▼

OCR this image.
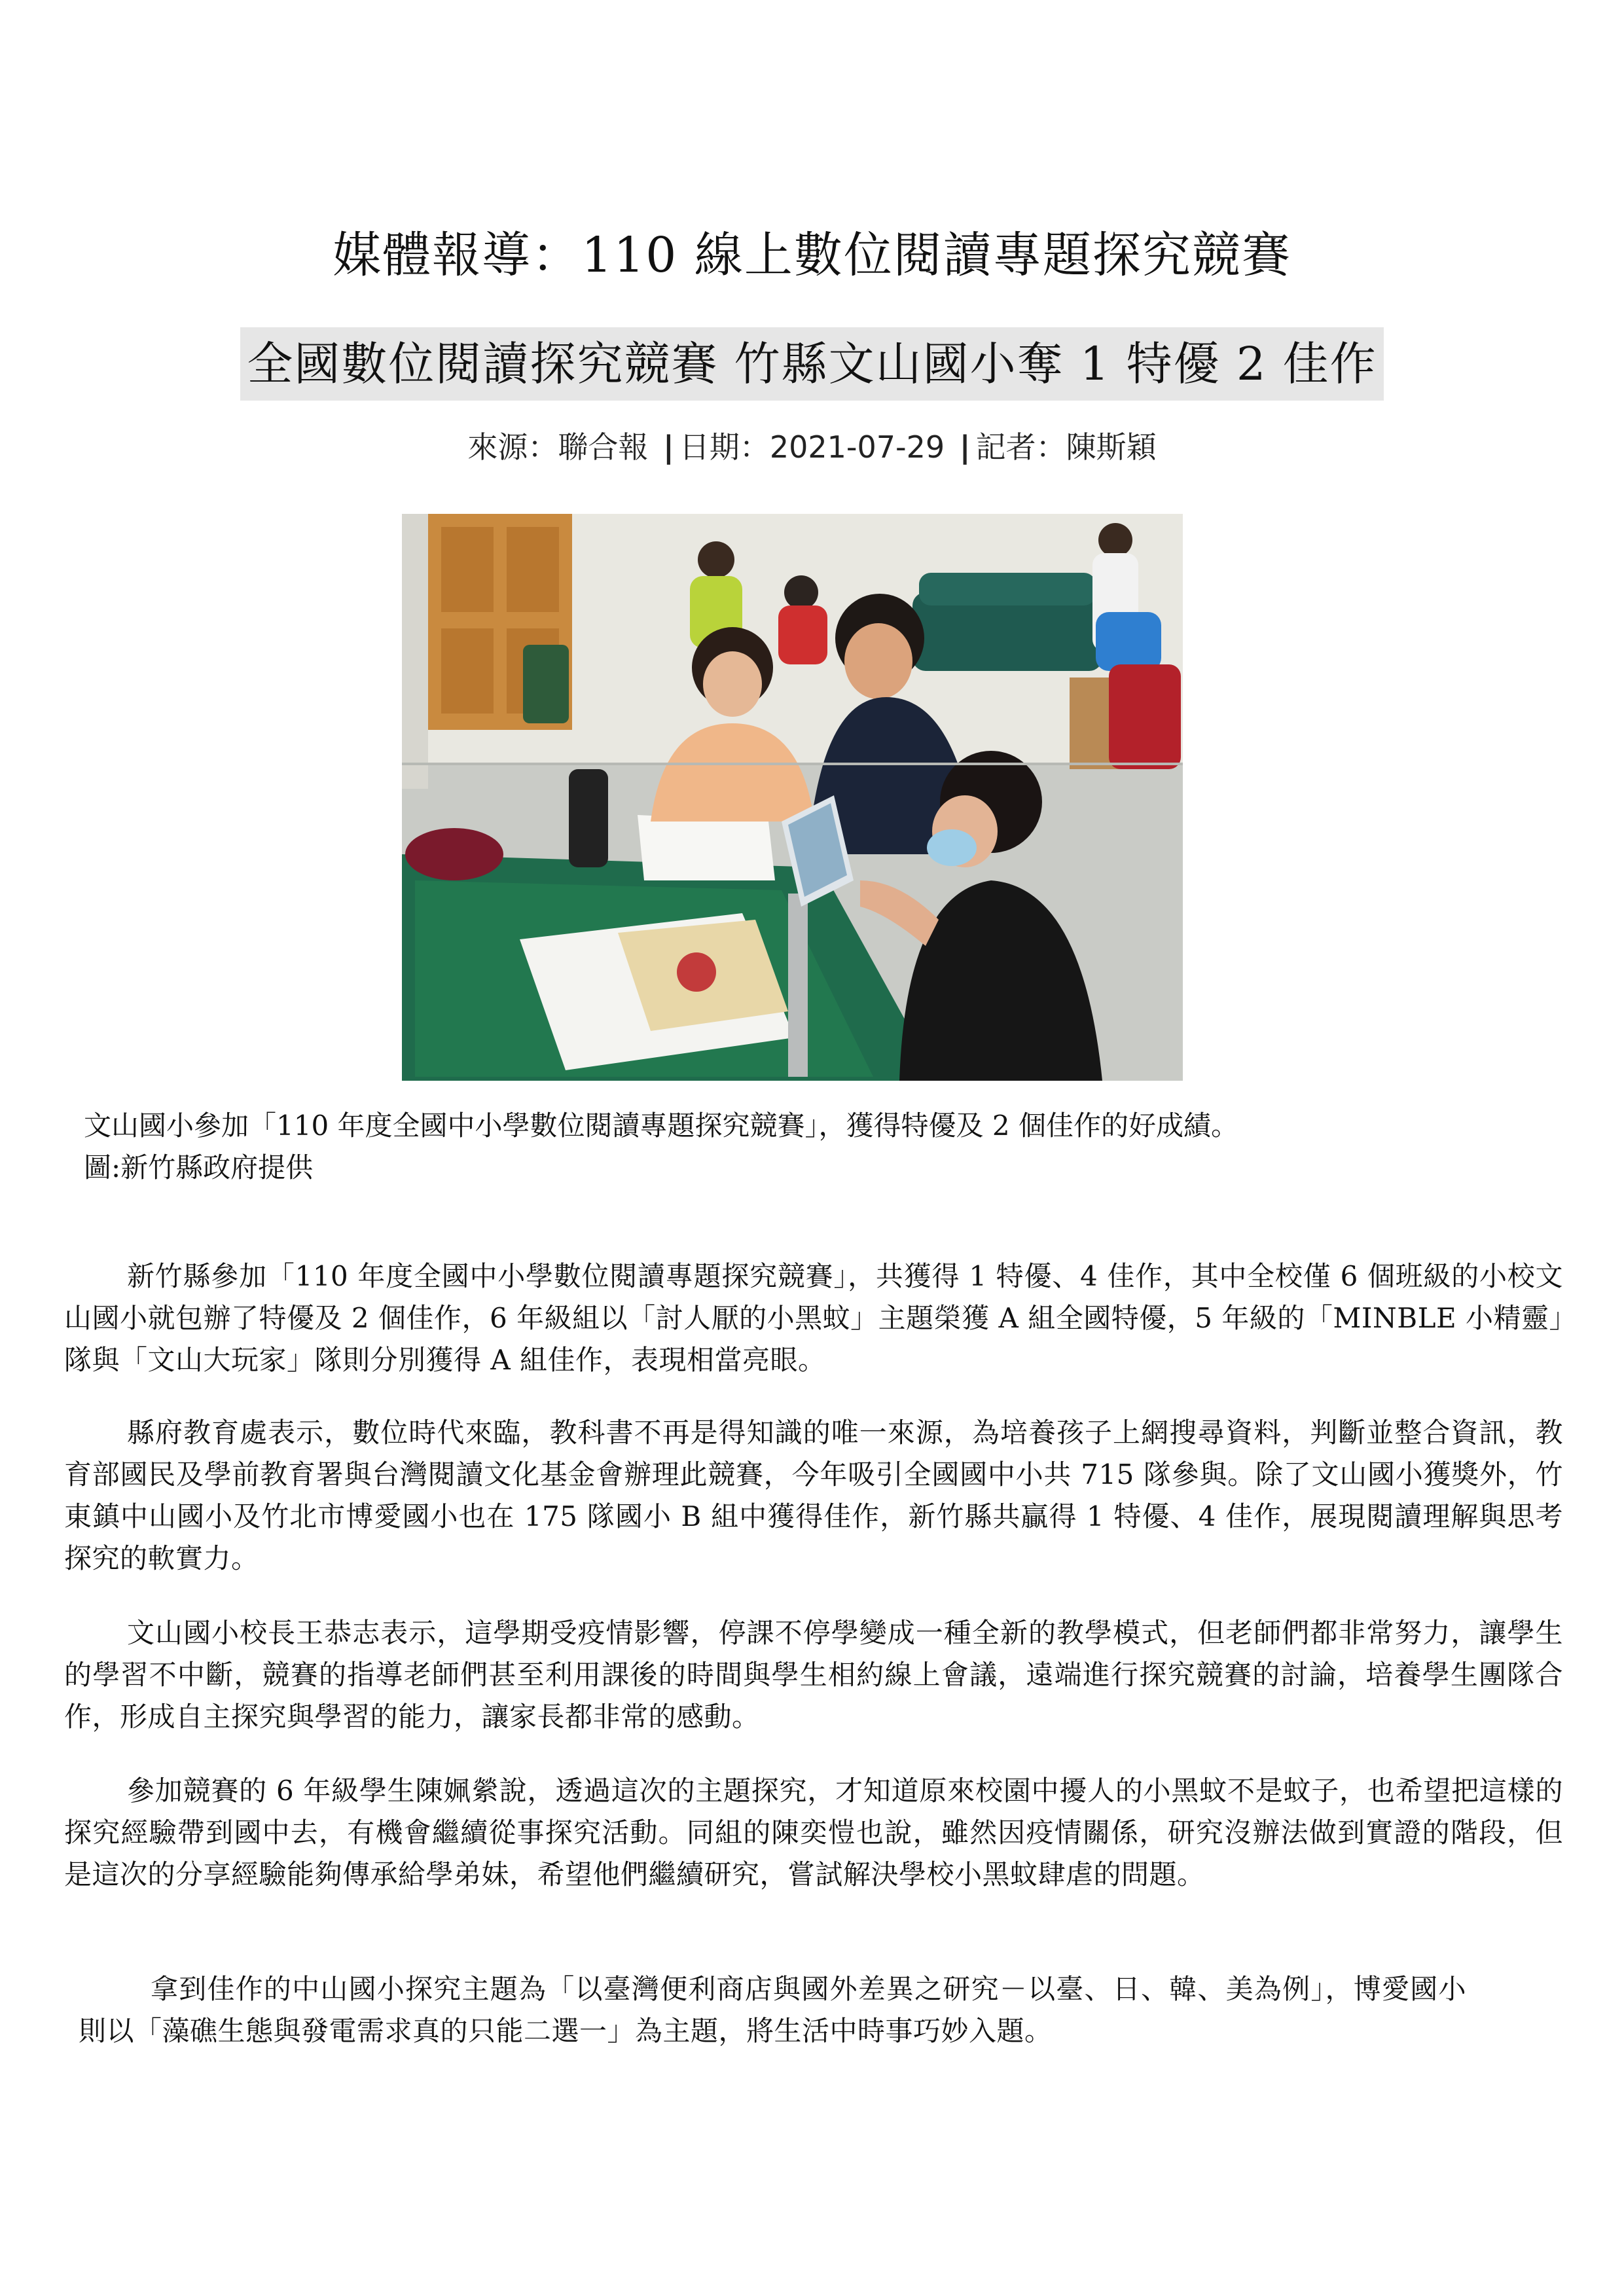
媒體報導：110 線上數位閱讀專題探究競賽
全國數位閱讀探究競賽 竹縣文山國小奪 1 特優 2 佳作
來源：聯合報 | 日期：2021-07-29 | 記者：陳斯穎
文山國小參加「110 年度全國中小學數位閱讀專題探究競賽」，獲得特優及 2 個佳作的好成績。
圖:新竹縣政府提供

新竹縣參加「110 年度全國中小學數位閱讀專題探究競賽」，共獲得 1 特優、4 佳作，其中全校僅 6 個班級的小校文山國小就包辦了特優及 2 個佳作，6 年級組以「討人厭的小黑蚊」主題榮獲 A 組全國特優，5 年級的「MINBLE 小精靈」隊與「文山大玩家」隊則分別獲得 A 組佳作，表現相當亮眼。

縣府教育處表示，數位時代來臨，教科書不再是得知識的唯一來源，為培養孩子上網搜尋資料，判斷並整合資訊，教育部國民及學前教育署與台灣閱讀文化基金會辦理此競賽，今年吸引全國國中小共 715 隊參與。除了文山國小獲獎外，竹東鎮中山國小及竹北市博愛國小也在 175 隊國小 B 組中獲得佳作，新竹縣共贏得 1 特優、4 佳作，展現閱讀理解與思考探究的軟實力。

文山國小校長王恭志表示，這學期受疫情影響，停課不停學變成一種全新的教學模式，但老師們都非常努力，讓學生的學習不中斷，競賽的指導老師們甚至利用課後的時間與學生相約線上會議，遠端進行探究競賽的討論，培養學生團隊合作，形成自主探究與學習的能力，讓家長都非常的感動。

參加競賽的 6 年級學生陳姵縈說，透過這次的主題探究，才知道原來校園中擾人的小黑蚊不是蚊子，也希望把這樣的探究經驗帶到國中去，有機會繼續從事探究活動。同組的陳奕愷也說，雖然因疫情關係，研究沒辦法做到實證的階段，但是這次的分享經驗能夠傳承給學弟妹，希望他們繼續研究，嘗試解決學校小黑蚊肆虐的問題。

拿到佳作的中山國小探究主題為「以臺灣便利商店與國外差異之研究－以臺、日、韓、美為例」，博愛國小則以「藻礁生態與發電需求真的只能二選一」為主題，將生活中時事巧妙入題。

▲

Write out every line from the entries where "年度全國中小學數位閱讀專題探究競賽" appears.

• Exercise response
文山國小參加「110 年度全國中小學數位閱讀專題探究競賽」，獲得特優及 2 個佳作的好成績。
新竹縣參加「110 年度全國中小學數位閱讀專題探究競賽」，共獲得 1 特優、4 佳作，其中全校僅 6 個班級的小校文山國小就包辦了特優及 2 個佳作，6 年級組以「討人厭的小黑蚊」主題榮獲 A 組全國特優，5 年級的「MINBLE 小精靈」隊與「文山大玩家」隊則分別獲得 A 組佳作，表現相當亮眼。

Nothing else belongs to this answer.